- DIRECTION
Read the records below and copy each line that contains "методів".

— Start SUPPLIED ENTRIES —

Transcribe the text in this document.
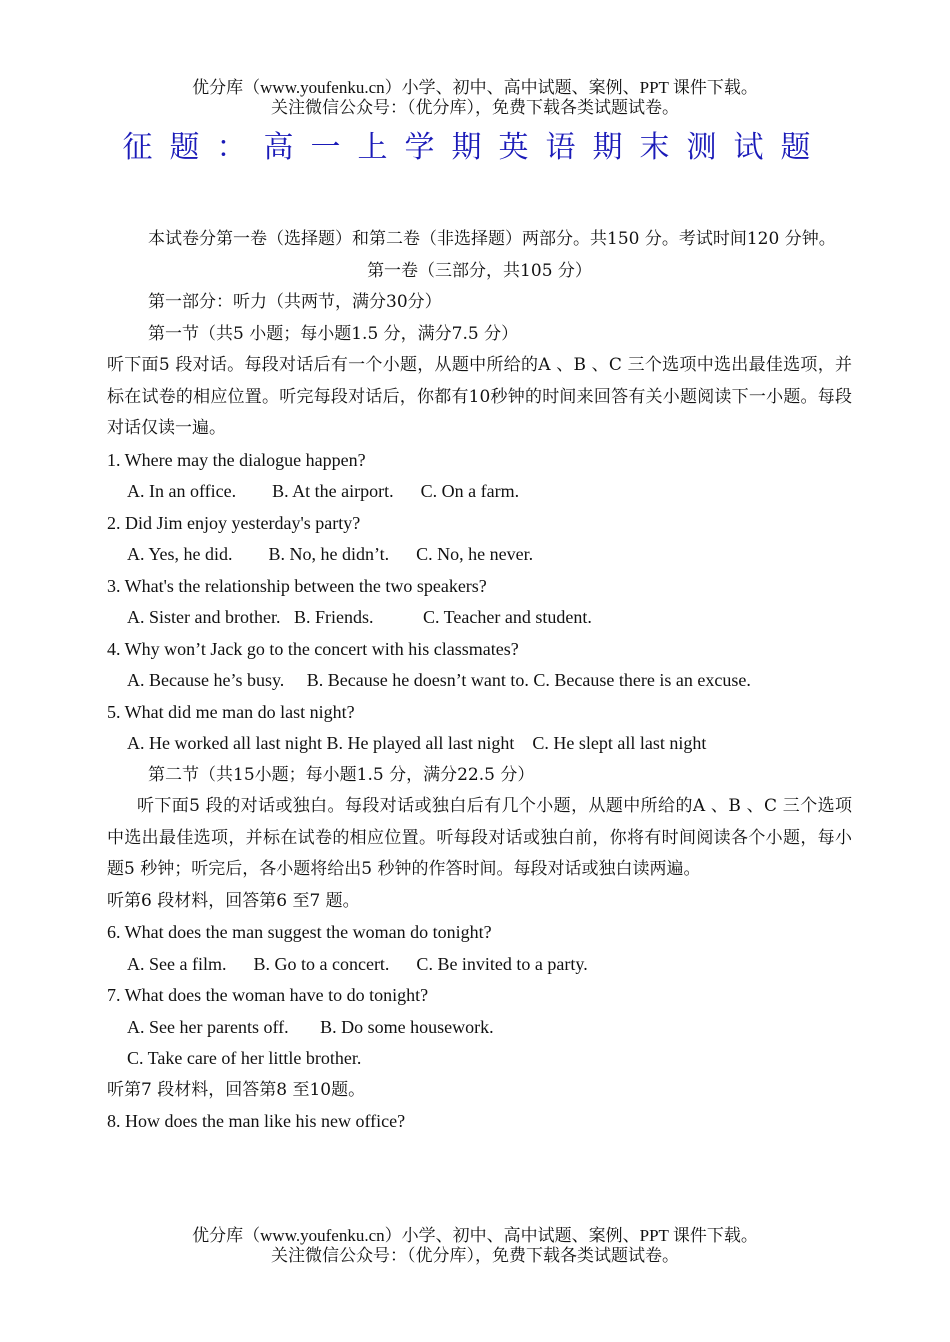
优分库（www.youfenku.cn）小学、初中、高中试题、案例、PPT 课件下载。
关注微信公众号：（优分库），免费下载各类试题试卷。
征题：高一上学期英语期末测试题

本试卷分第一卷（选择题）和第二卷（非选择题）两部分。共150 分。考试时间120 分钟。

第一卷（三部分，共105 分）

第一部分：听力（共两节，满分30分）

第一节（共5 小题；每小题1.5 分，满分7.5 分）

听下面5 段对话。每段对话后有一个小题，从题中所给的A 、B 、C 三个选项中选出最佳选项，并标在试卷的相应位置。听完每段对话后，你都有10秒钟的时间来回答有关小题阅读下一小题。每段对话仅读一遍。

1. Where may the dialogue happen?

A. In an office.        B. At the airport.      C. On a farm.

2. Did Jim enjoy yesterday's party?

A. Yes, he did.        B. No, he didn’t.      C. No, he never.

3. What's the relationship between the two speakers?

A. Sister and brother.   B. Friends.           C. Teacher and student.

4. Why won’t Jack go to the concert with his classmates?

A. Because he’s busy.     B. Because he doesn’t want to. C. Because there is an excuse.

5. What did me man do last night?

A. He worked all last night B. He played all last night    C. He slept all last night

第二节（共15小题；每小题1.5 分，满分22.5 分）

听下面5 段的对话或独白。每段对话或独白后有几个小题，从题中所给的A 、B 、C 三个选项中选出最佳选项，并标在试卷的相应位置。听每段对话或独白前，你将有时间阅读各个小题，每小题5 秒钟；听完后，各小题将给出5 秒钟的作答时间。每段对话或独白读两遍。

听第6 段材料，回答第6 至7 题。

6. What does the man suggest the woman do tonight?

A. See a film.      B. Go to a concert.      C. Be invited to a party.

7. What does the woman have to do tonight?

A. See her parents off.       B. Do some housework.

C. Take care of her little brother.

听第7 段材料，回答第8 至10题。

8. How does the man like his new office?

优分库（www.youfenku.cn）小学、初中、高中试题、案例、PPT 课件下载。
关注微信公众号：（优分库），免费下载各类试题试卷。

— End SUPPLIED ENTRIES —
— Start SUPPLIED ENTRIES —

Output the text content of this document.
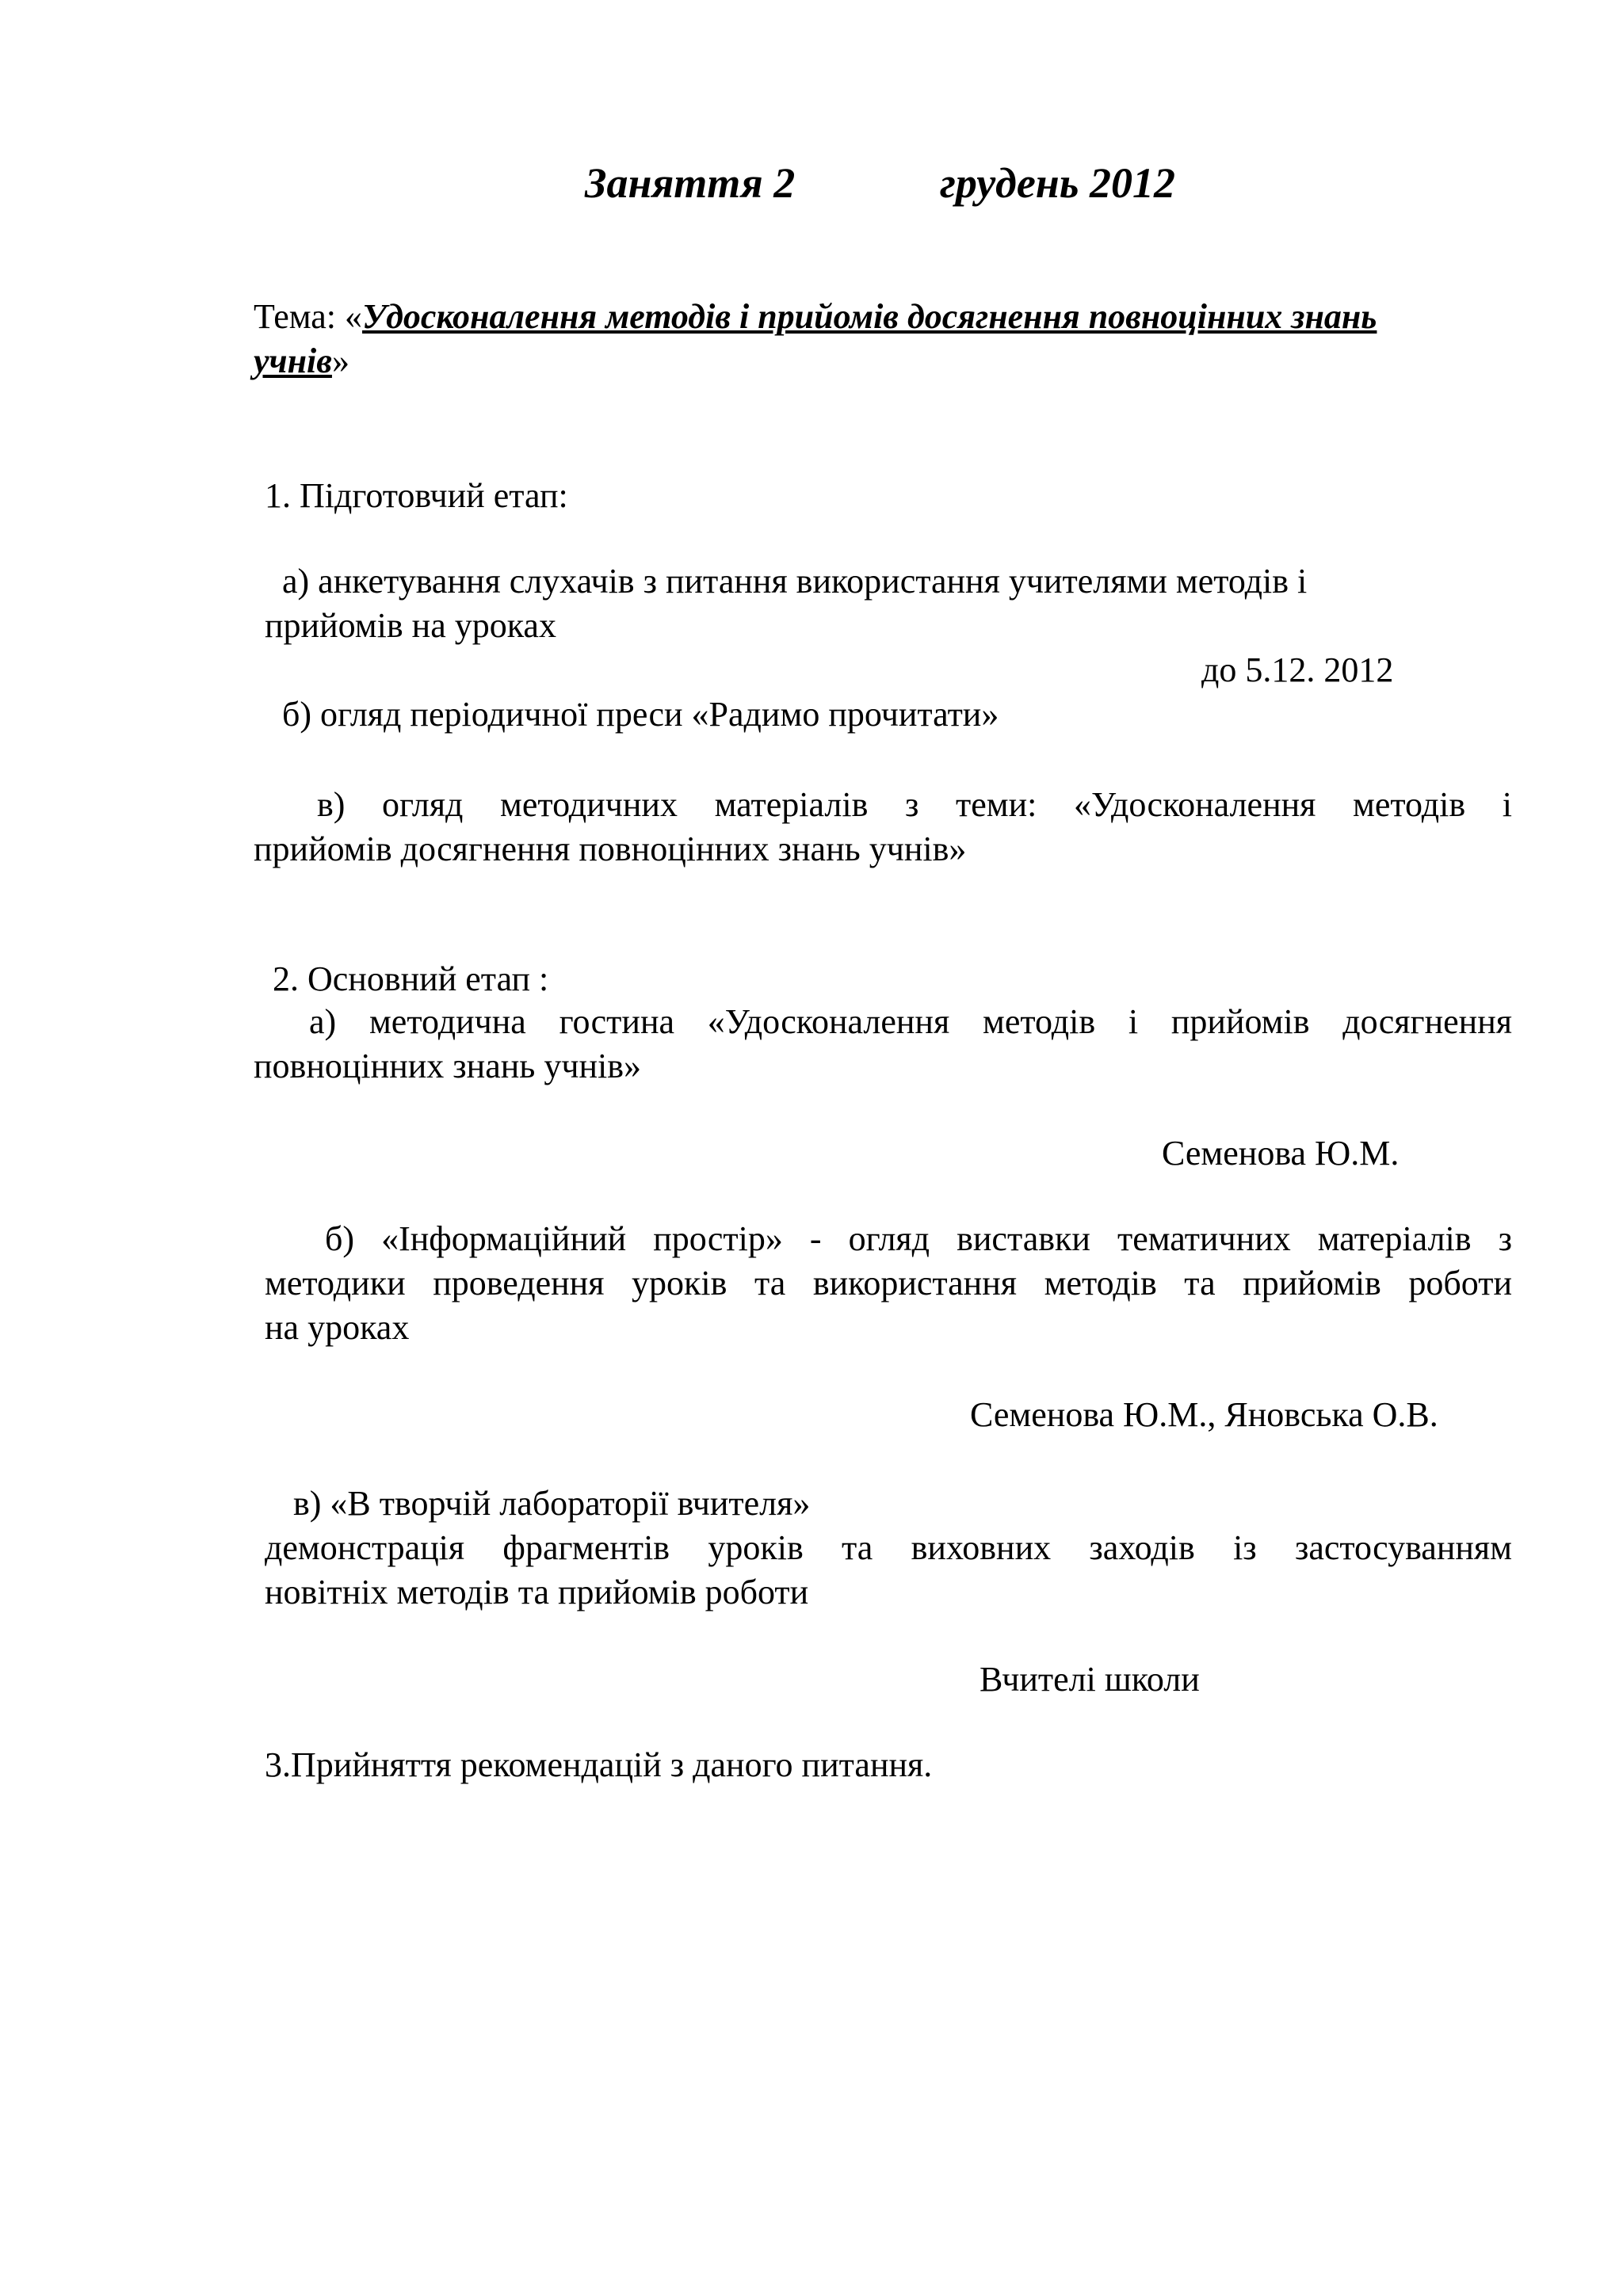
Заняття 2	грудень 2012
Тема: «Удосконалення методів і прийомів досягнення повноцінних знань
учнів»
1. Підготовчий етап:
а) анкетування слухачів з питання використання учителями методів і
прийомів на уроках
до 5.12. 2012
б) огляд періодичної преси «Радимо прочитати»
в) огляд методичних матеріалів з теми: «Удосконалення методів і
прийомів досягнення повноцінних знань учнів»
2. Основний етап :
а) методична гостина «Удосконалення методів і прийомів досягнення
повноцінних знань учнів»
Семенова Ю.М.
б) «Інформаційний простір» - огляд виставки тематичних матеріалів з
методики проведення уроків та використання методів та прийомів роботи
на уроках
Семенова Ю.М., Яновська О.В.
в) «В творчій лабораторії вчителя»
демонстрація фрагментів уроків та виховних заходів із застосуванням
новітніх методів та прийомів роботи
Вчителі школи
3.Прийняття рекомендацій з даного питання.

— End SUPPLIED ENTRIES —

- IN RESPONSE
Тема: «Удосконалення методів і прийомів досягнення повноцінних знань
а) анкетування слухачів з питання використання учителями методів і
в) огляд методичних матеріалів з теми: «Удосконалення методів і
а) методична гостина «Удосконалення методів і прийомів досягнення
методики проведення уроків та використання методів та прийомів роботи
новітніх методів та прийомів роботи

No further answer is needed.